• [YOUR INSTRUCTIONS]
From the entries that follow, copy each line containing the word "loss".

• [RECORDS SUPPLIED]
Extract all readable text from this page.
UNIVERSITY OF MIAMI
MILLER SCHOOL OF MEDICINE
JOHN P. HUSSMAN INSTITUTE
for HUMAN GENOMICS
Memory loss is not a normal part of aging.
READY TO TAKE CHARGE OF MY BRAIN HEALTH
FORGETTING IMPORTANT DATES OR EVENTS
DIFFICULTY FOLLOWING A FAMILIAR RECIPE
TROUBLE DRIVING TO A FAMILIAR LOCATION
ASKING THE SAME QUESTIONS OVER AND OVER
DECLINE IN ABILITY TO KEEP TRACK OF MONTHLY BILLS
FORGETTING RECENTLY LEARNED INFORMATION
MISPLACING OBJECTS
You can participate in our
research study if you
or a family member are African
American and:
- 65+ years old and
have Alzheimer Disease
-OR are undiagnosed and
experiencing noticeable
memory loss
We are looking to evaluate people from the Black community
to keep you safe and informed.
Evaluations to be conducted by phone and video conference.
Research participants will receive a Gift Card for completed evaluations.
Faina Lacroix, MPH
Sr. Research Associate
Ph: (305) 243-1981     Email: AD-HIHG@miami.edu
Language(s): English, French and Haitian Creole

• [YOUR SOLUTION]
Memory loss is not a normal part of aging.
memory loss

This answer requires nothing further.